Task to complete: Can the data below be echoed back word for word?

==== Data for this exercise

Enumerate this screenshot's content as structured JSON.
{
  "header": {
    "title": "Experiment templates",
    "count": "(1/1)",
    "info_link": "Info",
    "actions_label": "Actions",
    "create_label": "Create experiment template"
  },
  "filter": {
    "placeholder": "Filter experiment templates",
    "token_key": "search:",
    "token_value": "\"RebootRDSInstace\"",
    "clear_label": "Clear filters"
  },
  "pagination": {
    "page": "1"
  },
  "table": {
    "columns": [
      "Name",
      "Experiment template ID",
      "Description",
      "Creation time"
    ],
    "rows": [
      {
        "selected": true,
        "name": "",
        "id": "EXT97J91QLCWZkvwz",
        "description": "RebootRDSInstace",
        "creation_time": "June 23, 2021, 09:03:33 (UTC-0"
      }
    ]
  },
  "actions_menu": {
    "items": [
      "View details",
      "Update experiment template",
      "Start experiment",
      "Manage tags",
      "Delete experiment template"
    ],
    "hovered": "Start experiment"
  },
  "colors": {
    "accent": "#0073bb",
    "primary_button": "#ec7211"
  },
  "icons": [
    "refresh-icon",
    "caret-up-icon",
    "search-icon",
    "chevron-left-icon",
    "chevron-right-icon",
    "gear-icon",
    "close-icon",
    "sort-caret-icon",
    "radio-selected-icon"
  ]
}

========

Output for this task:
Enumerate this screenshot's content as structured JSON.
{
  "header": {
    "title": "Experiment templates",
    "count": "(1/1)",
    "info_link": "Info",
    "actions_label": "Actions",
    "create_label": "Create experiment template"
  },
  "filter": {
    "placeholder": "Filter experiment templates",
    "token_key": "search:",
    "token_value": "\"RebootRDSInstace\"",
    "clear_label": "Clear filters"
  },
  "pagination": {
    "page": "1"
  },
  "table": {
    "columns": [
      "Name",
      "Experiment template ID",
      "Description",
      "Creation time"
    ],
    "rows": [
      {
        "selected": true,
        "name": "",
        "id": "EXT97J91QLCWZkvwz",
        "description": "RebootRDSInstace",
        "creation_time": "June 23, 2021, 09:03:33 (UTC-0"
      }
    ]
  },
  "actions_menu": {
    "items": [
      "View details",
      "Update experiment template",
      "Start experiment",
      "Manage tags",
      "Delete experiment template"
    ],
    "hovered": "Start experiment"
  },
  "colors": {
    "accent": "#0073bb",
    "primary_button": "#ec7211"
  },
  "icons": [
    "refresh-icon",
    "caret-up-icon",
    "search-icon",
    "chevron-left-icon",
    "chevron-right-icon",
    "gear-icon",
    "close-icon",
    "sort-caret-icon",
    "radio-selected-icon"
  ]
}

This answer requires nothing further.